• **Problem requirements**: Produce a word-for-word copy of the listing below without its pictures.

• **Records provided**:
* Begin *

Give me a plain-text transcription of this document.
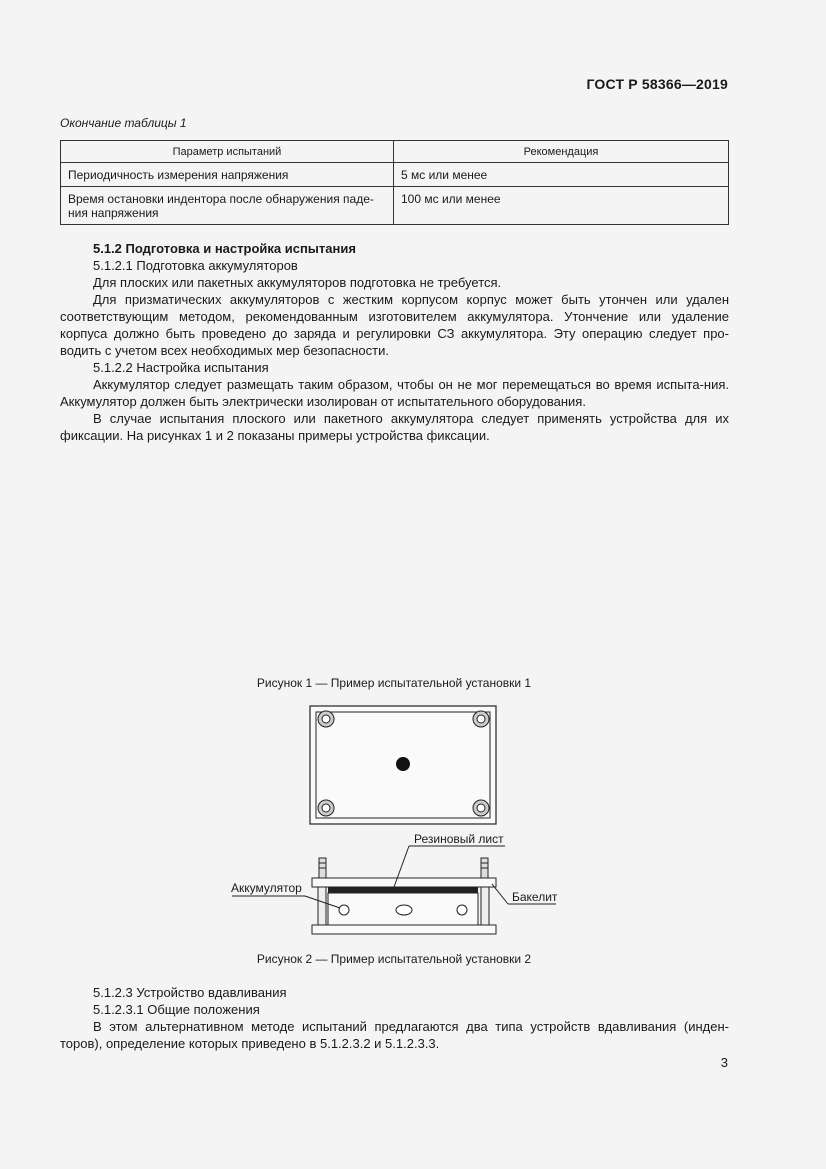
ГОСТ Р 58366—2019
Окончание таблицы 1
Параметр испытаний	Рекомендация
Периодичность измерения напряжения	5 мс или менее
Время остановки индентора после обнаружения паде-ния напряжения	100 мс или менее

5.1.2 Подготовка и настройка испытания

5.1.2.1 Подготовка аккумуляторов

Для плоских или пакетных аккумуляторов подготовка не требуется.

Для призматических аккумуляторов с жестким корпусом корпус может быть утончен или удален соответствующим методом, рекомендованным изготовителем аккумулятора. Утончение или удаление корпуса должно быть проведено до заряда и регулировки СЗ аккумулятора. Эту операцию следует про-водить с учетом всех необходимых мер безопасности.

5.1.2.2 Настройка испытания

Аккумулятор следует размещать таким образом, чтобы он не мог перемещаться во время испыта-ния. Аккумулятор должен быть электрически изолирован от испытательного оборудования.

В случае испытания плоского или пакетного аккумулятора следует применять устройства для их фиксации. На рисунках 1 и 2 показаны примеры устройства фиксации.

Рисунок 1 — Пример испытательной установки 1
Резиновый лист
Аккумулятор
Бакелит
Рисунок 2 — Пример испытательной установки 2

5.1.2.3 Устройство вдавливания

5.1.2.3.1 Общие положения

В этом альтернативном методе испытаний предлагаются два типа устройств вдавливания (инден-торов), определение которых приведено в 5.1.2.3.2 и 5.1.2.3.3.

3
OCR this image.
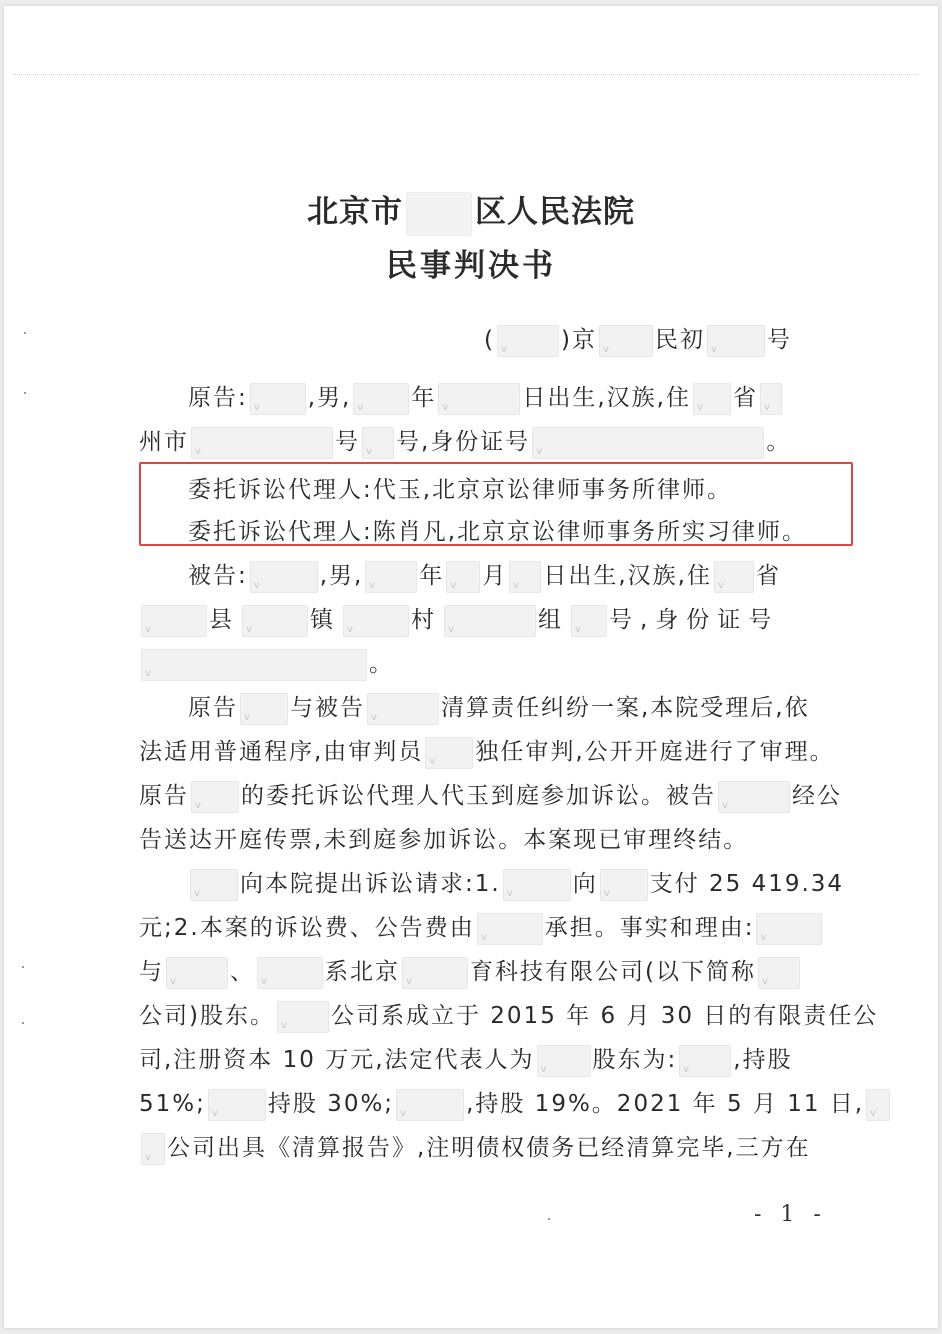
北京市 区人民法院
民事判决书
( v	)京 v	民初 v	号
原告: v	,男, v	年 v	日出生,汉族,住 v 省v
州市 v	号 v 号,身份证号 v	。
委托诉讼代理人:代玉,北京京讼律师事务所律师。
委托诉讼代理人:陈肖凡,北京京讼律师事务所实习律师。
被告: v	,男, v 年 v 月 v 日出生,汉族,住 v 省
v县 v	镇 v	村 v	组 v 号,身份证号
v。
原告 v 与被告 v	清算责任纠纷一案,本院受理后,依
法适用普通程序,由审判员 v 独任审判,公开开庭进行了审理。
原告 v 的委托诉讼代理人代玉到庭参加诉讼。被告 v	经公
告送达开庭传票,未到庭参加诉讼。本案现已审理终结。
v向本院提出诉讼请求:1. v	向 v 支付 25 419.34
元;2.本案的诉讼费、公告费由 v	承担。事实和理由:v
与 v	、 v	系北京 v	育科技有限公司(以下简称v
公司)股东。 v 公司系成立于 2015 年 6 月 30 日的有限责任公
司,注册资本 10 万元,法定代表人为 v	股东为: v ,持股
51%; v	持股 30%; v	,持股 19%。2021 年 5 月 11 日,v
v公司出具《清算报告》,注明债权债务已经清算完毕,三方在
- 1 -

* End *

• **Complete output**:
Give me a plain-text transcription of this document.
ГОСТ Р 58366—2019
Окончание таблицы 1
Параметр испытаний	Рекомендация
Периодичность измерения напряжения	5 мс или менее
Время остановки индентора после обнаружения паде-ния напряжения	100 мс или менее

5.1.2 Подготовка и настройка испытания

5.1.2.1 Подготовка аккумуляторов

Для плоских или пакетных аккумуляторов подготовка не требуется.

Для призматических аккумуляторов с жестким корпусом корпус может быть утончен или удален соответствующим методом, рекомендованным изготовителем аккумулятора. Утончение или удаление корпуса должно быть проведено до заряда и регулировки СЗ аккумулятора. Эту операцию следует про-водить с учетом всех необходимых мер безопасности.

5.1.2.2 Настройка испытания

Аккумулятор следует размещать таким образом, чтобы он не мог перемещаться во время испыта-ния. Аккумулятор должен быть электрически изолирован от испытательного оборудования.

В случае испытания плоского или пакетного аккумулятора следует применять устройства для их фиксации. На рисунках 1 и 2 показаны примеры устройства фиксации.

Рисунок 1 — Пример испытательной установки 1
Резиновый лист
Аккумулятор
Бакелит
Рисунок 2 — Пример испытательной установки 2

5.1.2.3 Устройство вдавливания

5.1.2.3.1 Общие положения

В этом альтернативном методе испытаний предлагаются два типа устройств вдавливания (инден-торов), определение которых приведено в 5.1.2.3.2 и 5.1.2.3.3.

3
OCR this image.
北京市 区人民法院
民事判决书
( v	)京 v	民初 v	号
原告: v	,男, v	年 v	日出生,汉族,住 v 省v
州市 v	号 v 号,身份证号 v	。
委托诉讼代理人:代玉,北京京讼律师事务所律师。
委托诉讼代理人:陈肖凡,北京京讼律师事务所实习律师。
被告: v	,男, v 年 v 月 v 日出生,汉族,住 v 省
v县 v	镇 v	村 v	组 v 号,身份证号
v。
原告 v 与被告 v	清算责任纠纷一案,本院受理后,依
法适用普通程序,由审判员 v 独任审判,公开开庭进行了审理。
原告 v 的委托诉讼代理人代玉到庭参加诉讼。被告 v	经公
告送达开庭传票,未到庭参加诉讼。本案现已审理终结。
v向本院提出诉讼请求:1. v	向 v 支付 25 419.34
元;2.本案的诉讼费、公告费由 v	承担。事实和理由:v
与 v	、 v	系北京 v	育科技有限公司(以下简称v
公司)股东。 v 公司系成立于 2015 年 6 月 30 日的有限责任公
司,注册资本 10 万元,法定代表人为 v	股东为: v ,持股
51%; v	持股 30%; v	,持股 19%。2021 年 5 月 11 日,v
v公司出具《清算报告》,注明债权债务已经清算完毕,三方在
- 1 -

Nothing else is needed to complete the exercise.